--- CONSIGNES DE TRAVAIL ---
(A) Répondez à ces questions sur l'article sur le budget de l'État :
(i) À quelle date et à quelle heure a-t-il été publié ?
(ii) Dans quelle zone les autorités monétaires apparaîtraient-elles particulièrement désarmées ?
(iii) Par quelle politique les banquiers centraux disent-ils aux gouvernements de faire le travail contracyclique ?
(B) Renvoyez à l'identique le passage de l'article sur le budget de l'État qui commence à « Faire du budget » et se termine à « la politique budgétaire. ».

--- TEXTE EXTRAIT ---
===============
Faire du budget de l’Etat une meilleure arme contracyclique

Publié le 15 mars 2019 à 17h33

François Meunier

S’il devait advenir aujourd’hui une récession marquée, les autorités monétaires apparaîtraient singulièrement désarmées, particulièrement en zone euro : les taux sont déjà proches de zéro, le bilan de la BCE déjà bien ballonné, et, à moins d’une inventivité nouvelle, on voit mal quels nouveaux instruments monétaires pourraient rendre vigueur à l’économie.

C’est d’ailleurs le message répété des banquiers centraux qui renvoient les gouvernements à leur responsabilité : ce sera à vous cette fois, disent-ils, de faire le travail contracyclique, via la politique budgétaire.
===============
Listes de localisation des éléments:
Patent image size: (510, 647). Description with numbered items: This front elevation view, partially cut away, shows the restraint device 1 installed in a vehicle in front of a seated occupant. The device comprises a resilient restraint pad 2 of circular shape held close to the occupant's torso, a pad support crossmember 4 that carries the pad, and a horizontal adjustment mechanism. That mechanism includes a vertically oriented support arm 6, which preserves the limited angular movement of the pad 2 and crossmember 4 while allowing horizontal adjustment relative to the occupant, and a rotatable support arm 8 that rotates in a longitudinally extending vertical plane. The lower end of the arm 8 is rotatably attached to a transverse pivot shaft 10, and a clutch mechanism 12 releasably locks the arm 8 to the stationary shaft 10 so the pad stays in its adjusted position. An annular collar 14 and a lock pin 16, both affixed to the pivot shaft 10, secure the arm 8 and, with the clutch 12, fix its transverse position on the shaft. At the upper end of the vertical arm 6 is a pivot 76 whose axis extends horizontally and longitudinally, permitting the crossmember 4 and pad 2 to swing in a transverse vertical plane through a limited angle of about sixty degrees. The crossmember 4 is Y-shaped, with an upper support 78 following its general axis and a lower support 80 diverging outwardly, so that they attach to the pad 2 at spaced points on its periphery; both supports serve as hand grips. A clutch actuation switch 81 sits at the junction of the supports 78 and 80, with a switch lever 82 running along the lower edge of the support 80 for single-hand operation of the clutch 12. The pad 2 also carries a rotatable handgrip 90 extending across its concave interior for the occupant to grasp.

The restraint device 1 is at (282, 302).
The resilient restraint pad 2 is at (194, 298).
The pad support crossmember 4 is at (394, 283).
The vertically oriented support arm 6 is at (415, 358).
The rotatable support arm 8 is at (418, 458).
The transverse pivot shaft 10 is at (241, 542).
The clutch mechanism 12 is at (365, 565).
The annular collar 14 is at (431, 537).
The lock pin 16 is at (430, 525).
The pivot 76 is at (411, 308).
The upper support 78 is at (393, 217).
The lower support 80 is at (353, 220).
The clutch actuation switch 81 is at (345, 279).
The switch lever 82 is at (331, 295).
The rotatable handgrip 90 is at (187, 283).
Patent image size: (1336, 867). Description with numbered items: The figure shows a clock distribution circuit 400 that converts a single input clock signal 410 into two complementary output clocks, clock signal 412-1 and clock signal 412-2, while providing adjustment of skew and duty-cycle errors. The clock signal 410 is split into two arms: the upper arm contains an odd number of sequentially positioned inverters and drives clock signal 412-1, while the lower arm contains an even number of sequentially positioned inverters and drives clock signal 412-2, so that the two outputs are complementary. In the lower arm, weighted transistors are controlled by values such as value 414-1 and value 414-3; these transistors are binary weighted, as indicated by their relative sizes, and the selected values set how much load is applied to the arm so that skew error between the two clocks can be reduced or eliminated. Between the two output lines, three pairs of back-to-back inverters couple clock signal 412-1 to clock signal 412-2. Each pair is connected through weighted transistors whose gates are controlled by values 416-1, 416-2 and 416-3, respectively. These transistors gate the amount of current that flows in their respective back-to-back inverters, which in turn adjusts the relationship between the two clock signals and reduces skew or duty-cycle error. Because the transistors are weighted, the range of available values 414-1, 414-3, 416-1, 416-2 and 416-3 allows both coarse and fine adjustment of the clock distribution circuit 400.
===============
--- RÉSULTATS DES TÂCHES ---
(A)
(i) Le 15 mars 2019 à 17h33.
(ii) En zone euro.
(iii) Par la politique budgétaire.

(B)
Faire du budget de l’Etat une meilleure arme contracyclique

Publié le 15 mars 2019 à 17h33

François Meunier

S’il devait advenir aujourd’hui une récession marquée, les autorités monétaires apparaîtraient singulièrement désarmées, particulièrement en zone euro : les taux sont déjà proches de zéro, le bilan de la BCE déjà bien ballonné, et, à moins d’une inventivité nouvelle, on voit mal quels nouveaux instruments monétaires pourraient rendre vigueur à l’économie.

C’est d’ailleurs le message répété des banquiers centraux qui renvoient les gouvernements à leur responsabilité : ce sera à vous cette fois, disent-ils, de faire le travail contracyclique, via la politique budgétaire.